Source records
= = = = = = =

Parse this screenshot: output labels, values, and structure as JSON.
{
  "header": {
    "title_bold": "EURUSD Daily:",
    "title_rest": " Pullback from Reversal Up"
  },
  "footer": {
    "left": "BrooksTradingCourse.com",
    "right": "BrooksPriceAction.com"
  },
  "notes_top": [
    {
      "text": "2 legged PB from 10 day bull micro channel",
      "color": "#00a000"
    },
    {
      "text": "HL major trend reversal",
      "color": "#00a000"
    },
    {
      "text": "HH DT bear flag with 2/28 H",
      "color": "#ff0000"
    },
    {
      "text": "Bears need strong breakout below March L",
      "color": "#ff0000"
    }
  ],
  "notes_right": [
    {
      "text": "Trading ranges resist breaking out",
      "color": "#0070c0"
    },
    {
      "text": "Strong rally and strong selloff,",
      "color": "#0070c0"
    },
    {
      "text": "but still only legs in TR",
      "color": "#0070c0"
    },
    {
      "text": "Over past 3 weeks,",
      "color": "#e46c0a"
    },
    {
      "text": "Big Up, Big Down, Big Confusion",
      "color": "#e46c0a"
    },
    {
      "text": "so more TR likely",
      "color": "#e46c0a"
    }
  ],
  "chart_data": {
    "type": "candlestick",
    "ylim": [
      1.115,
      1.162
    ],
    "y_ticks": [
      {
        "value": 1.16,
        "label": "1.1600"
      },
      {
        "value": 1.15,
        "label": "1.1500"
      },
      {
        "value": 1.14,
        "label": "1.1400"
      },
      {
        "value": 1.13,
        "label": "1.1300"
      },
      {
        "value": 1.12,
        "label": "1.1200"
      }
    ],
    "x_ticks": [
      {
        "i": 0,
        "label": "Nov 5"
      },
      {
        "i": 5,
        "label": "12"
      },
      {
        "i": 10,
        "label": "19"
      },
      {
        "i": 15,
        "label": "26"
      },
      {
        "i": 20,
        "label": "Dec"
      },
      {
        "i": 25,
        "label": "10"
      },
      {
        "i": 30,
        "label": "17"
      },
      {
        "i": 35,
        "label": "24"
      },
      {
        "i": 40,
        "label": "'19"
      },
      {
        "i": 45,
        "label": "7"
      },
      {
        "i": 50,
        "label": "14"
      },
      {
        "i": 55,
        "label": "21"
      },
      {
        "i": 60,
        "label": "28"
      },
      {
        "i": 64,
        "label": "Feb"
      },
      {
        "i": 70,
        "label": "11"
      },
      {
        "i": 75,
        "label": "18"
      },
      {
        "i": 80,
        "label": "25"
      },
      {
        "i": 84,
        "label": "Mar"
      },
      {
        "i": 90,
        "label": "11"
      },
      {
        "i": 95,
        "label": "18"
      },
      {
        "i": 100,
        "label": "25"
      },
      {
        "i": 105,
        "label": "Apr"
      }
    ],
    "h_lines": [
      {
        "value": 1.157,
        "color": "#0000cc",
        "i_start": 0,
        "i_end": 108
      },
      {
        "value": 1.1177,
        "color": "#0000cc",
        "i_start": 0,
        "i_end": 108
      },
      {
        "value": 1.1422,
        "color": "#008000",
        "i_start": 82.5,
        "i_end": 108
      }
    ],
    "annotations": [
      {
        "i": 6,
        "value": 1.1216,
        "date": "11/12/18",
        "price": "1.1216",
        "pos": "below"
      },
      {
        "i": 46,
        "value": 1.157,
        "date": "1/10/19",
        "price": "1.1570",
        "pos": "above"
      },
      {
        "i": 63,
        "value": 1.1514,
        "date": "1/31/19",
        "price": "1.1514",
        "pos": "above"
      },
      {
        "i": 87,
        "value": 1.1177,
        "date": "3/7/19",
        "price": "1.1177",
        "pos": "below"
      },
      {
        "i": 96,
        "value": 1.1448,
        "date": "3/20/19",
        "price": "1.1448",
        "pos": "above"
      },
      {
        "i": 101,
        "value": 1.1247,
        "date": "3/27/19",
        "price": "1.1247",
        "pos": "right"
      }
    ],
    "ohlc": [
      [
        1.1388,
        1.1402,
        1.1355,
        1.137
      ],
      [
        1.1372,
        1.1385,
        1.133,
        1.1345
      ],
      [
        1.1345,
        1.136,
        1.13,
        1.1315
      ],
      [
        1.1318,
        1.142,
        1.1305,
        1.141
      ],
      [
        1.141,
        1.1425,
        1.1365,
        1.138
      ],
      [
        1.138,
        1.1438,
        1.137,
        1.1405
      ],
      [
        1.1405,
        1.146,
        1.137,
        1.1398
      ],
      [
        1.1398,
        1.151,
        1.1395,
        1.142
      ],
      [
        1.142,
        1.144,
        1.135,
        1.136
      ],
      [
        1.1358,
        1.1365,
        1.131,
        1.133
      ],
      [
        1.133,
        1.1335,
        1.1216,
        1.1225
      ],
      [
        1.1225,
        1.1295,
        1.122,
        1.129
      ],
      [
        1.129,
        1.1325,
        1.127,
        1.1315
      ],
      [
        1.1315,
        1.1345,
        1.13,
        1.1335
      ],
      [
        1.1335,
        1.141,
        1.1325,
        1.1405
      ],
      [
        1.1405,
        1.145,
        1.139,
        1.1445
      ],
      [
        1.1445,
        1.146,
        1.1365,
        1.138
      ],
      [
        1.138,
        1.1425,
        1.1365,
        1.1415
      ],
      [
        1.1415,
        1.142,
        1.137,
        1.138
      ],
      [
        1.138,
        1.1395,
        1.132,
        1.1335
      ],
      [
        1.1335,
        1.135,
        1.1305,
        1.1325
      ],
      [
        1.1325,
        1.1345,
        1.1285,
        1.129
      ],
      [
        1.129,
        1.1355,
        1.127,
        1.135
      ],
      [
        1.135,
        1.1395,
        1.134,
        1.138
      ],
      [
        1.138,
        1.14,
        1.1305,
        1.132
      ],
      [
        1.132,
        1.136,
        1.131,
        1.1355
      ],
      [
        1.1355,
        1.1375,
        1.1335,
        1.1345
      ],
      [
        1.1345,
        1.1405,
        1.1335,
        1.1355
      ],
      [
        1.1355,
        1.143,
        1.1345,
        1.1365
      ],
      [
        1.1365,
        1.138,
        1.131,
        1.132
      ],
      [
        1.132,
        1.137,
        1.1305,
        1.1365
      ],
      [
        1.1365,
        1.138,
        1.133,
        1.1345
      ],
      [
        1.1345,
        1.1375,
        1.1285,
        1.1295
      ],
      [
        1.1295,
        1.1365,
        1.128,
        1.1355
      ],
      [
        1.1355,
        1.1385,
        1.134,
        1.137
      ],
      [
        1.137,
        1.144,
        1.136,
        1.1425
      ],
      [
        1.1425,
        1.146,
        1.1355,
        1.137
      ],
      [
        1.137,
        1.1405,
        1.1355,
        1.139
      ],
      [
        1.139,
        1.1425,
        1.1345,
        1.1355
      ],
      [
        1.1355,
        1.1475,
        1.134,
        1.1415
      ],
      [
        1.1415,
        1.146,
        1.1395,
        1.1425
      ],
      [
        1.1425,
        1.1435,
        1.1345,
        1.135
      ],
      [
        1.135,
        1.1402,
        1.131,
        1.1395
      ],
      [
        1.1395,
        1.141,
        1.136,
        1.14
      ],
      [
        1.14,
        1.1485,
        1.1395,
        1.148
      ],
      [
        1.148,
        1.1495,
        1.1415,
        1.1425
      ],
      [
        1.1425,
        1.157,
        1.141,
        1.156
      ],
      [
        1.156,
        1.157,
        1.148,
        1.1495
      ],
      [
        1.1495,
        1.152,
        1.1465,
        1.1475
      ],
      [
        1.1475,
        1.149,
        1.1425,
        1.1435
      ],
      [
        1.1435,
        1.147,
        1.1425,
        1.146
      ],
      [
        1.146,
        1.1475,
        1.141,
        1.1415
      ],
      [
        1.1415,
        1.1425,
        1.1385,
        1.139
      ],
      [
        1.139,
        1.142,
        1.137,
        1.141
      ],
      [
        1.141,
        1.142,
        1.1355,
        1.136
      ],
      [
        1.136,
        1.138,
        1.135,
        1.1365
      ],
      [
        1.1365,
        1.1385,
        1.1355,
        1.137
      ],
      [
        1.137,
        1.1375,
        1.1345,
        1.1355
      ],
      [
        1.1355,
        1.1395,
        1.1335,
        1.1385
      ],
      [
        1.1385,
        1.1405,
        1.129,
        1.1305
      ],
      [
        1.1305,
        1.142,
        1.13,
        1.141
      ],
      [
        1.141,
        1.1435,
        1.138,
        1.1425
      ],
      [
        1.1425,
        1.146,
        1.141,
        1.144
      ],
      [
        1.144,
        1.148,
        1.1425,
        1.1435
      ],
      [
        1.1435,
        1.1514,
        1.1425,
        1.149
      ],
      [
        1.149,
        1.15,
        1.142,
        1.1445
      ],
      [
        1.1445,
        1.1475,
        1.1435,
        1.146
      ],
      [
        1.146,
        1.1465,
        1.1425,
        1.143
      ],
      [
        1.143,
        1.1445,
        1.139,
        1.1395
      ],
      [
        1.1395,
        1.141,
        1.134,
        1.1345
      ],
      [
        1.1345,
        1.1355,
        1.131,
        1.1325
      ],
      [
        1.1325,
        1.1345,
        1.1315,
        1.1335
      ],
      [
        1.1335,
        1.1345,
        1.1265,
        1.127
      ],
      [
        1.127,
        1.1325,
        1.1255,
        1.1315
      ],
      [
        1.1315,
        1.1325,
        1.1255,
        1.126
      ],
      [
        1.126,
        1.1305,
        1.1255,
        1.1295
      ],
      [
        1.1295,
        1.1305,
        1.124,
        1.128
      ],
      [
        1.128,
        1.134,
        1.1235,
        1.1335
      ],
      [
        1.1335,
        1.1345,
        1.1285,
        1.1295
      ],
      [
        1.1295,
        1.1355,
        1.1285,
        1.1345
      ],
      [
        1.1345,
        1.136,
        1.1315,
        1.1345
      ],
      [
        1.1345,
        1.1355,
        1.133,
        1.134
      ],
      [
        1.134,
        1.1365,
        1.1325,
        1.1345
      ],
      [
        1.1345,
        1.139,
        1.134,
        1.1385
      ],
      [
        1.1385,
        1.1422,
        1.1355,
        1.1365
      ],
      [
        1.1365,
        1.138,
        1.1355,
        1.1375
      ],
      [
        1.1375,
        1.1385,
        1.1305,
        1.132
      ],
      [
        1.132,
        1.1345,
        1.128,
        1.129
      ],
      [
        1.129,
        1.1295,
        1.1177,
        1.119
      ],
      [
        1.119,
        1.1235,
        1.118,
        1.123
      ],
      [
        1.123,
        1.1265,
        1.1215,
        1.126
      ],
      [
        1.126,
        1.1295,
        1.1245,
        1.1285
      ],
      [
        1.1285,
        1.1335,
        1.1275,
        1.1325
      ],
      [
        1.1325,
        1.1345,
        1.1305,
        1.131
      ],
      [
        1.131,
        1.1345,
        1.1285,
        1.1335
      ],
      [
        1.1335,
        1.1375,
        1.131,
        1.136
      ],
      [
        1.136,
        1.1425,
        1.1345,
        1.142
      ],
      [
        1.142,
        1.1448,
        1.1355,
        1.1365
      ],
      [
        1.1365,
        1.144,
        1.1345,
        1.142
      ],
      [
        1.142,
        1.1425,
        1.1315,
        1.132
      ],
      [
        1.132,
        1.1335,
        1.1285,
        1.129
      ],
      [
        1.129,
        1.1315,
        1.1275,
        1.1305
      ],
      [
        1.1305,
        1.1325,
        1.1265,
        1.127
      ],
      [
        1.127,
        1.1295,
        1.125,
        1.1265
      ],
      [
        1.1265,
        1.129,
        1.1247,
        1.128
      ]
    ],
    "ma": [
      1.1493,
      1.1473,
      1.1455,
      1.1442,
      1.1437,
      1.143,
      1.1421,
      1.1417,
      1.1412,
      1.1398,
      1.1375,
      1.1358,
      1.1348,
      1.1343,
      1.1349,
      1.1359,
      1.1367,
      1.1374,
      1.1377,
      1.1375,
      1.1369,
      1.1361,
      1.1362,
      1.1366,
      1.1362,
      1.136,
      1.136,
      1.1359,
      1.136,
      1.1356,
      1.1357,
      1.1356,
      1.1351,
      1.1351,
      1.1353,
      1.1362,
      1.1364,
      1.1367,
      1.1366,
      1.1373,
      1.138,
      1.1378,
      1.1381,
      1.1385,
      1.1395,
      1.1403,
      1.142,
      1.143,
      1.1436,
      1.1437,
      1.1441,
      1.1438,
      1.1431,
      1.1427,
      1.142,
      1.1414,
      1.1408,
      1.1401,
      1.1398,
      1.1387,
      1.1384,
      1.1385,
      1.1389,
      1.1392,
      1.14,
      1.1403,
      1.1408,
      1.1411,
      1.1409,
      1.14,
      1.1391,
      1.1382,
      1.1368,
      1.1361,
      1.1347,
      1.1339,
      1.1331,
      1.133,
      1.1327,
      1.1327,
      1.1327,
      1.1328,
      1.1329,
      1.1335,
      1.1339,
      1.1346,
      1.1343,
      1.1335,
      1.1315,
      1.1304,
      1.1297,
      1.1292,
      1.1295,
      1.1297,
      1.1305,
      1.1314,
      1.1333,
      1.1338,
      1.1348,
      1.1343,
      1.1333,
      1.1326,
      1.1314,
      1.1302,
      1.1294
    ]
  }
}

= = = = = = =

**Given instruction:**
Copy down every line of the material above that includes the string "from".

**Task answer:**
    "title_rest": " Pullback from Reversal Up"
      "text": "2 legged PB from 10 day bull micro channel",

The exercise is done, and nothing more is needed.